WORK INSTRUCTIONS
Count the lines in the entries below that contain the string "复选框控件", treating uppercase and lowercase as different. Give only the number.

(Rows from a dataset)
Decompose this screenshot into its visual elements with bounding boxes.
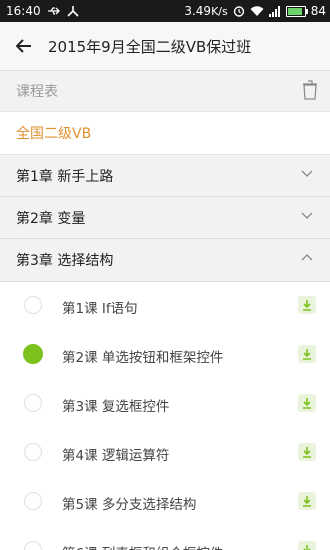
chevron-down-icon [301,170,313,177]
download-icon [303,300,311,311]
download-icon [303,496,311,507]
download-icon [303,545,311,550]
lesson-status-dot [24,541,42,550]
lesson-status-dot [24,443,42,461]
lesson-row[interactable]: 第4课 逻辑运算符 [0,429,330,479]
chapter-2[interactable]: 第2章 变量 [0,197,330,239]
download-icon [303,398,311,409]
lesson-status-dot-active [23,344,43,364]
lesson-label: 第1课 If语句 [62,301,138,317]
lesson-row[interactable]: 第1课 If语句 [0,282,330,332]
download-button[interactable] [298,443,316,461]
schedule-header: 课程表 [0,71,330,112]
download-button[interactable] [298,345,316,363]
chevron-up-icon [301,254,313,261]
wifi-icon [250,5,264,16]
usb-icon [47,7,60,15]
chapter-label: 第3章 选择结构 [16,253,114,269]
course-name: 全国二级VB [16,126,92,142]
usb-debug-icon [67,6,79,17]
battery-icon [285,5,308,17]
status-bar: 16:40 3.49K/s 84 [0,0,330,22]
lesson-label: 第3课 复选框控件 [62,399,170,415]
chapter-3[interactable]: 第3章 选择结构 [0,239,330,282]
lesson-label: 第4课 逻辑运算符 [62,448,170,464]
lesson-row[interactable]: 第3课 复选框控件 [0,380,330,430]
lesson-status-dot [24,394,42,412]
battery-level: 84 [310,4,326,18]
schedule-label: 课程表 [16,84,58,100]
alarm-icon [233,6,244,17]
arrow-left-icon [16,39,31,53]
download-button[interactable] [298,394,316,412]
chapter-label: 第2章 变量 [16,210,86,227]
trash-icon[interactable] [302,80,318,100]
page-title: 2015年9月全国二级VB保过班 [48,37,252,56]
download-button[interactable] [298,296,316,314]
data-speed: 3.49K/s [184,4,228,18]
lesson-label: 第2课 单选按钮和框架控件 [62,350,224,366]
chevron-down-icon [301,212,313,219]
download-button[interactable] [298,492,316,510]
app-bar: 2015年9月全国二级VB保过班 [0,22,330,71]
download-button[interactable] [298,541,316,550]
download-icon [303,349,311,360]
chapter-1[interactable]: 第1章 新手上路 [0,155,330,197]
signal-icon [268,5,280,17]
lesson-status-dot [24,492,42,510]
chapter-label: 第1章 新手上路 [16,168,114,185]
back-button[interactable] [0,22,48,70]
course-row[interactable]: 全国二级VB [0,112,330,155]
lesson-row[interactable]: 第5课 多分支选择结构 [0,478,330,528]
lesson-row[interactable]: 第6课 列表框和组合框控件 [0,527,330,550]
status-time: 16:40 [6,4,41,18]
lesson-status-dot [24,296,42,314]
lesson-row[interactable]: 第2课 单选按钮和框架控件 [0,331,330,381]
lesson-label: 第5课 多分支选择结构 [62,497,197,513]
download-icon [303,447,311,458]
lesson-label: 第6课 列表框和组合框控件 [62,542,223,550]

SOLUTION TO THIS TASK
2